— START Excerpted records —

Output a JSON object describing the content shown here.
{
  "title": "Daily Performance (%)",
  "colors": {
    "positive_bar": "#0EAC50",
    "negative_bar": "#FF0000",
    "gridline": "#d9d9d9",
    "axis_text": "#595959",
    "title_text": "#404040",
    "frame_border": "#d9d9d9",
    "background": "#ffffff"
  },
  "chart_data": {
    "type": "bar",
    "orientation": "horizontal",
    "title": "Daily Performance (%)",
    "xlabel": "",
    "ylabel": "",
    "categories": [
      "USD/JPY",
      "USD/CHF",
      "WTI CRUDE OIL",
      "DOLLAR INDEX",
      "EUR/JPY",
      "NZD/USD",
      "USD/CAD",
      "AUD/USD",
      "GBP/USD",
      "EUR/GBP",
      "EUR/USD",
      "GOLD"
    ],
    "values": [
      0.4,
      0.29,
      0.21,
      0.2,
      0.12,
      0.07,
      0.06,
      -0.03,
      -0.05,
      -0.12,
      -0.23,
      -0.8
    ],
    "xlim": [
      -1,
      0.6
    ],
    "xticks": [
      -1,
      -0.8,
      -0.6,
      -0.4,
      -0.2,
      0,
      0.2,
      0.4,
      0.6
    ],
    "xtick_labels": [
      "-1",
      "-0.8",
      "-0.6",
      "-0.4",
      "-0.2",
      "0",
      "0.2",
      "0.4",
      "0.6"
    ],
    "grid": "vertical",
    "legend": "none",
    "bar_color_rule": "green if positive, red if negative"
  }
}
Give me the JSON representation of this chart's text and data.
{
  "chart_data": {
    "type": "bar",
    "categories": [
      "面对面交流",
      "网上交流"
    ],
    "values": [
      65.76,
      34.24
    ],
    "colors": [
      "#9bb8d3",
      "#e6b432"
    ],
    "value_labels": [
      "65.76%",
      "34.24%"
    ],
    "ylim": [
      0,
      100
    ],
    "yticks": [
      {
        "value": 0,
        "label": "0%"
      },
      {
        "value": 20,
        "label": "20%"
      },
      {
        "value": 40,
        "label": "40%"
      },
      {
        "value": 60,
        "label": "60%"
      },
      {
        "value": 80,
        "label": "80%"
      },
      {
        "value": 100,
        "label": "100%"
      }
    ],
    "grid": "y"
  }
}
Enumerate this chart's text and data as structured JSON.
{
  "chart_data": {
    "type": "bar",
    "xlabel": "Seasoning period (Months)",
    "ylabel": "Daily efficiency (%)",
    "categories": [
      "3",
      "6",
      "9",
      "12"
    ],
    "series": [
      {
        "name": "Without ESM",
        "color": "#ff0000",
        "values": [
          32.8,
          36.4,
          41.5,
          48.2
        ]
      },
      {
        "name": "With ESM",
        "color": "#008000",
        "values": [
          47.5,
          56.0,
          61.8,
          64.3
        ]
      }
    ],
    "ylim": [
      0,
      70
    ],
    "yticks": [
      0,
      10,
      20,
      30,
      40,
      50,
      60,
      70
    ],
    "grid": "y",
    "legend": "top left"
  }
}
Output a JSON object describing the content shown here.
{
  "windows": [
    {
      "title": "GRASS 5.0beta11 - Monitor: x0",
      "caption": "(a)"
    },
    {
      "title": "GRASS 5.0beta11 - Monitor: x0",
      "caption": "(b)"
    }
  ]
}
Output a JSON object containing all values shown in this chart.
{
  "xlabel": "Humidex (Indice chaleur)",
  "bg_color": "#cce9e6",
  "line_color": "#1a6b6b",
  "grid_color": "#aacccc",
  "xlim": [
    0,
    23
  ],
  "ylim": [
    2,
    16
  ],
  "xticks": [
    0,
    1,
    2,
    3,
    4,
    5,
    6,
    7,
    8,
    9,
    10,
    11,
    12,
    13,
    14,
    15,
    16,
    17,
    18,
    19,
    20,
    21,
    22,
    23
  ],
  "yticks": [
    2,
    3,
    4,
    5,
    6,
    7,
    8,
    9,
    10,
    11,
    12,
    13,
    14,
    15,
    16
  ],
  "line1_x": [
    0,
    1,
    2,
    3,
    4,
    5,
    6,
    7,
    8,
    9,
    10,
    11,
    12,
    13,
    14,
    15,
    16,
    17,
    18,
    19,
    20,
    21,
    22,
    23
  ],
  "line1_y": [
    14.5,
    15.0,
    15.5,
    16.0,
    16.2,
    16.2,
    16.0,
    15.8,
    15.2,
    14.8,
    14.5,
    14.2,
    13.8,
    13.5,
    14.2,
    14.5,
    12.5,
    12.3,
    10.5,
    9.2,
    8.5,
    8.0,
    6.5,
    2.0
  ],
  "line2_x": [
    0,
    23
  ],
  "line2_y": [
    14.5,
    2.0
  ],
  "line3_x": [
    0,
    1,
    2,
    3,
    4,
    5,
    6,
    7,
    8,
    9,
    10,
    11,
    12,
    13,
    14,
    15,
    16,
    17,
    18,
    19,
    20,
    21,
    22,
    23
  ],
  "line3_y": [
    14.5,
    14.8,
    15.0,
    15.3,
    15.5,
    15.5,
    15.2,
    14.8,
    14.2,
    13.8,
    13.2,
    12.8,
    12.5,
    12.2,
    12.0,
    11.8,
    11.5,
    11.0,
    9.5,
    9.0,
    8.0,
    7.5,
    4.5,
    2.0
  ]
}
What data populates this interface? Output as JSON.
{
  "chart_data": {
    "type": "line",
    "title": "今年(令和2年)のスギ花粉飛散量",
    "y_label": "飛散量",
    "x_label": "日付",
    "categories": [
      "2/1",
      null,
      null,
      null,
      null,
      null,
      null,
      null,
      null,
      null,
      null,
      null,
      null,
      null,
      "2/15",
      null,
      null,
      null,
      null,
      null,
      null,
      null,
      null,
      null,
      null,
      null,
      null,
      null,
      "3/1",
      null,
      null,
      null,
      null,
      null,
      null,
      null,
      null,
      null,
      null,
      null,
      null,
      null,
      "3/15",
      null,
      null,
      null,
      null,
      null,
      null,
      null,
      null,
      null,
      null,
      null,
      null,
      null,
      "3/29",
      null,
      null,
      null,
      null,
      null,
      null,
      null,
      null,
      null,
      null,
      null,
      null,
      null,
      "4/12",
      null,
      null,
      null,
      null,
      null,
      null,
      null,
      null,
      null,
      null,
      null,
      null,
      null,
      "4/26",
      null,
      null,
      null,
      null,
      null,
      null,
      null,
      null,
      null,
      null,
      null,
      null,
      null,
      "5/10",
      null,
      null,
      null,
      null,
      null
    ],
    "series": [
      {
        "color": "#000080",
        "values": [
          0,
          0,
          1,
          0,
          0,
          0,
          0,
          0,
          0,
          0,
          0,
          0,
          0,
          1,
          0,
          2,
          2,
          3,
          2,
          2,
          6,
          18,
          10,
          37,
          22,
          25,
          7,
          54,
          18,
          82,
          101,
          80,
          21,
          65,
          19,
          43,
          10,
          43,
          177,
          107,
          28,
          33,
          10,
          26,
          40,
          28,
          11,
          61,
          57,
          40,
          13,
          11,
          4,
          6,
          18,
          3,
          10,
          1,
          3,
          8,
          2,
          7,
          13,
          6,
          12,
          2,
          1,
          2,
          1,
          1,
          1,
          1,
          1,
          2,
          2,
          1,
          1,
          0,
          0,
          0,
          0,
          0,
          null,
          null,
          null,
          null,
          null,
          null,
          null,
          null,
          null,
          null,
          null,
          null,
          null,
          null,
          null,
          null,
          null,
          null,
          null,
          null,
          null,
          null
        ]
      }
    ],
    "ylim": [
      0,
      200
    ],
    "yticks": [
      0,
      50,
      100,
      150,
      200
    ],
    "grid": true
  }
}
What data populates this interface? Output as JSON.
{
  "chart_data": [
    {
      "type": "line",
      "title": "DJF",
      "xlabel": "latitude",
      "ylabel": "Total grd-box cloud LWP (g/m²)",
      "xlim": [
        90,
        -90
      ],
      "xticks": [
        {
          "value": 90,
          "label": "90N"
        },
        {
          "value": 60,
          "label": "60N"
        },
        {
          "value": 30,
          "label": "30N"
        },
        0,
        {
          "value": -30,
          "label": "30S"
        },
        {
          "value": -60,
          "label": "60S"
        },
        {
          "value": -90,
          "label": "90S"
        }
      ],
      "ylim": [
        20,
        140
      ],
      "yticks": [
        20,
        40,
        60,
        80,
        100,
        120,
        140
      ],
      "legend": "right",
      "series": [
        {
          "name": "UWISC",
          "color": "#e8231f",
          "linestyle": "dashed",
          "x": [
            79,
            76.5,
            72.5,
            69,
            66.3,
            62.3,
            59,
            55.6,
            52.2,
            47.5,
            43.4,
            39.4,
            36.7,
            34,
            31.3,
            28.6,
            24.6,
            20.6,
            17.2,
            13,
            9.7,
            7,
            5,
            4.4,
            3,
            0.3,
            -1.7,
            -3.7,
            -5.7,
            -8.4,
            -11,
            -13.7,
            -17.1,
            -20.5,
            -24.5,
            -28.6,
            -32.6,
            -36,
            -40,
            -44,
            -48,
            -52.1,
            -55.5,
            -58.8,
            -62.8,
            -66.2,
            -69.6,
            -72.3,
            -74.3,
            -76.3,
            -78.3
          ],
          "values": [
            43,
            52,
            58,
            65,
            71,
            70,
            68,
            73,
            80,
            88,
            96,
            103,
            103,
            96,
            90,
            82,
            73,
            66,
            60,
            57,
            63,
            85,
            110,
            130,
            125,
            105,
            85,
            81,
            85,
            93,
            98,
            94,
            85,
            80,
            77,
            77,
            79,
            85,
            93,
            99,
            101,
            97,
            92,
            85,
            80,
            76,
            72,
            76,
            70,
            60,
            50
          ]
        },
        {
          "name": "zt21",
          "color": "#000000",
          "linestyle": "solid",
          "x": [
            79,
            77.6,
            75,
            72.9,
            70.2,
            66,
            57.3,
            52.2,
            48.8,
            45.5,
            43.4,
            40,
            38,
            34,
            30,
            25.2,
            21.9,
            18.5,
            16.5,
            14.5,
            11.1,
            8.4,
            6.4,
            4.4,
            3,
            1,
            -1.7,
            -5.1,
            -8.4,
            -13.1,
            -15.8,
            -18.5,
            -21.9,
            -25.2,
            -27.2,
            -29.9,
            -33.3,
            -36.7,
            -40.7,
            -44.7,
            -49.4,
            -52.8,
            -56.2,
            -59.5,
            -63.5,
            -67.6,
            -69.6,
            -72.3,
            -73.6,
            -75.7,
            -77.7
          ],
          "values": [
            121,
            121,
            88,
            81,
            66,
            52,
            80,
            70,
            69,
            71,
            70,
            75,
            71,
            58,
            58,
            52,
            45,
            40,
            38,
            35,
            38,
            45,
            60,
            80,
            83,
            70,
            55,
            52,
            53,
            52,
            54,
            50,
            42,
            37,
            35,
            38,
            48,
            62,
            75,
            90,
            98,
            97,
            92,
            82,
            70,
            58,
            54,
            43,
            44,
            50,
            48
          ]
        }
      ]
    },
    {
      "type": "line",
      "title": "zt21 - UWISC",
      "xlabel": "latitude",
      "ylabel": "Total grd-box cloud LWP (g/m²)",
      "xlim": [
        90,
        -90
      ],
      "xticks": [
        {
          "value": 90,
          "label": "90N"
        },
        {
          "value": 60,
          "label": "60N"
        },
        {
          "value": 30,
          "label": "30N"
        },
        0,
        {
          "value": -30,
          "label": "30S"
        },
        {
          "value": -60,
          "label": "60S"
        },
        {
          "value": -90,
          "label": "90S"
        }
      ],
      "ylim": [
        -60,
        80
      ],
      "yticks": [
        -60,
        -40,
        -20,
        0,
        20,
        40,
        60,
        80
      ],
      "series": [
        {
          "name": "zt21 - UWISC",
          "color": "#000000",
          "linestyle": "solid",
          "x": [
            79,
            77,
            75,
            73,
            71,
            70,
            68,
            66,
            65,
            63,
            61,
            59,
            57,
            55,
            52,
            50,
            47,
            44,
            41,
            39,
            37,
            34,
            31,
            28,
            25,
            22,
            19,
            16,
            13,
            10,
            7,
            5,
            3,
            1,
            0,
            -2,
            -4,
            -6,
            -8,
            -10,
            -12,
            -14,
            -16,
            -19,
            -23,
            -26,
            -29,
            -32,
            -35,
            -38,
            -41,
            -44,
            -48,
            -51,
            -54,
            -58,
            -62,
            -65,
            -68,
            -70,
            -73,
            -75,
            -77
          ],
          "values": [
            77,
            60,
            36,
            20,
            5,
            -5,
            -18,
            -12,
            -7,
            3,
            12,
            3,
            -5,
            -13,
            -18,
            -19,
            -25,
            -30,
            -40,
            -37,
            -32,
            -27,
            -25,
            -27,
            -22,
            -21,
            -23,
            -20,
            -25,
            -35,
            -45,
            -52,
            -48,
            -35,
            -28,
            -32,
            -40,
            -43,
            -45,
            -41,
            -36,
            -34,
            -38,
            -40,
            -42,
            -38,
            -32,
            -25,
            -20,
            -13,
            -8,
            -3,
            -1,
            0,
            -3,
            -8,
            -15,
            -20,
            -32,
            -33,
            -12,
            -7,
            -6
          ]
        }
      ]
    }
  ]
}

— END Excerpted records —

> Problem details
Gather each line holding the string "UWISC".

> Response to the task
          "name": "UWISC",
      "title": "zt21 - UWISC",
          "name": "zt21 - UWISC",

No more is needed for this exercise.